Records supplied:
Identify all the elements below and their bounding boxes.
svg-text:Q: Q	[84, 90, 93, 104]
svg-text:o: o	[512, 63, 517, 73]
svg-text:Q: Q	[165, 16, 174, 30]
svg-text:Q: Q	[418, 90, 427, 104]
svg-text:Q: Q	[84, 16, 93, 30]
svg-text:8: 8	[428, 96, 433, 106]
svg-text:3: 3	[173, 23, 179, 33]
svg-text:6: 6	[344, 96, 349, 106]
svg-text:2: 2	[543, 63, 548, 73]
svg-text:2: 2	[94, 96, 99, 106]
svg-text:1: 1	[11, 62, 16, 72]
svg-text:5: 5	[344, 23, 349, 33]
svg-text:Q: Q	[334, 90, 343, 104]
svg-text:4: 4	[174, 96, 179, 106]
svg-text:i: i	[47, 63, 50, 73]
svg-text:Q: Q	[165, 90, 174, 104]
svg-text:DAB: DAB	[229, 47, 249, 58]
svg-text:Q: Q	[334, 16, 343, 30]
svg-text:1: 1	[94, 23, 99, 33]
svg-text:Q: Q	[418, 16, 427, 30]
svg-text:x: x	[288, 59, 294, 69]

Instructions for the task:
Rewrite the data from the start through the line containing "47, 249, 58]", swapping "bounding boxes" for "box coordinates" and leaving everything else as it is.

Exercise solution:
Identify all the elements below and their box coordinates.
svg-text:Q: Q	[84, 90, 93, 104]
svg-text:o: o	[512, 63, 517, 73]
svg-text:Q: Q	[165, 16, 174, 30]
svg-text:Q: Q	[418, 90, 427, 104]
svg-text:Q: Q	[84, 16, 93, 30]
svg-text:8: 8	[428, 96, 433, 106]
svg-text:3: 3	[173, 23, 179, 33]
svg-text:6: 6	[344, 96, 349, 106]
svg-text:2: 2	[543, 63, 548, 73]
svg-text:2: 2	[94, 96, 99, 106]
svg-text:1: 1	[11, 62, 16, 72]
svg-text:5: 5	[344, 23, 349, 33]
svg-text:Q: Q	[334, 90, 343, 104]
svg-text:4: 4	[174, 96, 179, 106]
svg-text:i: i	[47, 63, 50, 73]
svg-text:Q: Q	[165, 90, 174, 104]
svg-text:DAB: DAB	[229, 47, 249, 58]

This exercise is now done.